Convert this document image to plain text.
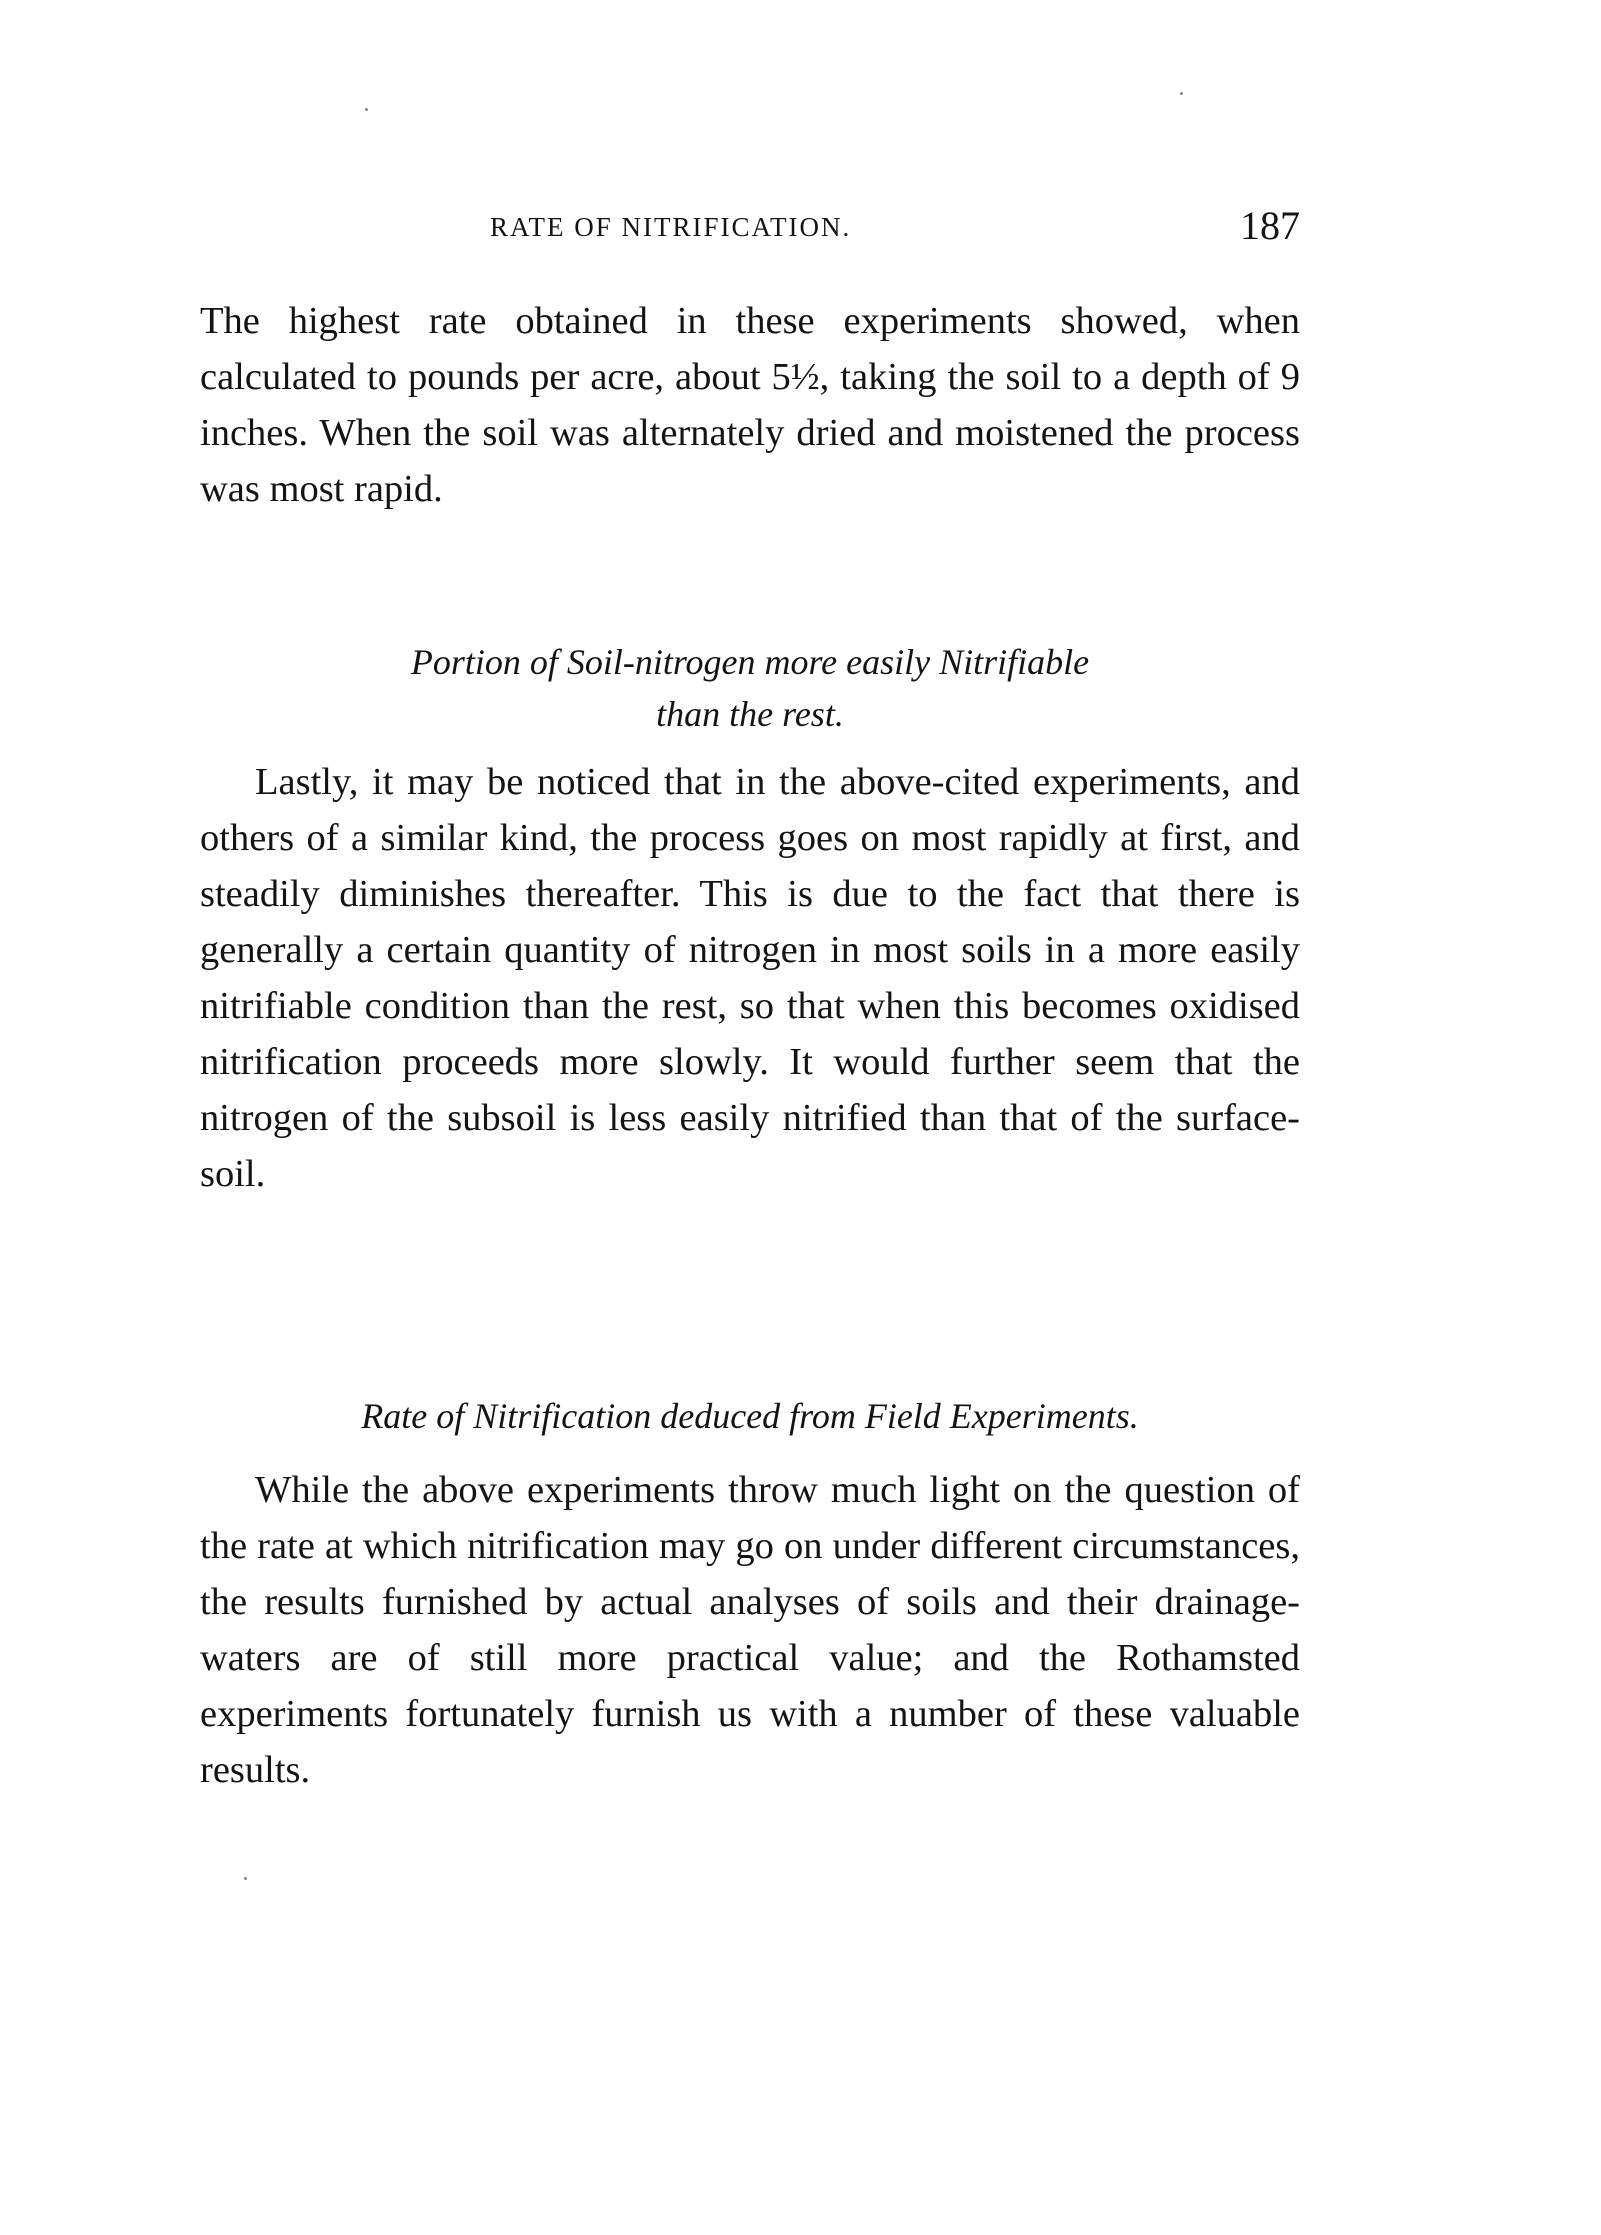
RATE OF NITRIFICATION.	187

The highest rate obtained in these experiments showed, when calculated to pounds per acre, about 5½, taking the soil to a depth of 9 inches. When the soil was alternately dried and moistened the process was most rapid.

Portion of Soil-nitrogen more easily Nitrifiable

than the rest.

Lastly, it may be noticed that in the above-cited experiments, and others of a similar kind, the process goes on most rapidly at first, and steadily diminishes thereafter. This is due to the fact that there is generally a certain quantity of nitrogen in most soils in a more easily nitrifiable condition than the rest, so that when this becomes oxidised nitrification proceeds more slowly. It would further seem that the nitrogen of the subsoil is less easily nitrified than that of the surface-soil.

Rate of Nitrification deduced from Field Experiments.

While the above experiments throw much light on the question of the rate at which nitrification may go on under different circumstances, the results furnished by actual analyses of soils and their drainage-waters are of still more practical value; and the Rothamsted experiments fortunately furnish us with a number of these valuable results.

•••••

*DIRECTIONS*. Every record above should come back exactly, but without its pictures.

*SOLUTION TO THE PROBLEM*.
Convert this document image to plain text.
RATE OF NITRIFICATION.	187

The highest rate obtained in these experiments showed, when calculated to pounds per acre, about 5½, taking the soil to a depth of 9 inches. When the soil was alternately dried and moistened the process was most rapid.

Portion of Soil-nitrogen more easily Nitrifiable

than the rest.

Lastly, it may be noticed that in the above-cited experiments, and others of a similar kind, the process goes on most rapidly at first, and steadily diminishes thereafter. This is due to the fact that there is generally a certain quantity of nitrogen in most soils in a more easily nitrifiable condition than the rest, so that when this becomes oxidised nitrification proceeds more slowly. It would further seem that the nitrogen of the subsoil is less easily nitrified than that of the surface-soil.

Rate of Nitrification deduced from Field Experiments.

While the above experiments throw much light on the question of the rate at which nitrification may go on under different circumstances, the results furnished by actual analyses of soils and their drainage-waters are of still more practical value; and the Rothamsted experiments fortunately furnish us with a number of these valuable results.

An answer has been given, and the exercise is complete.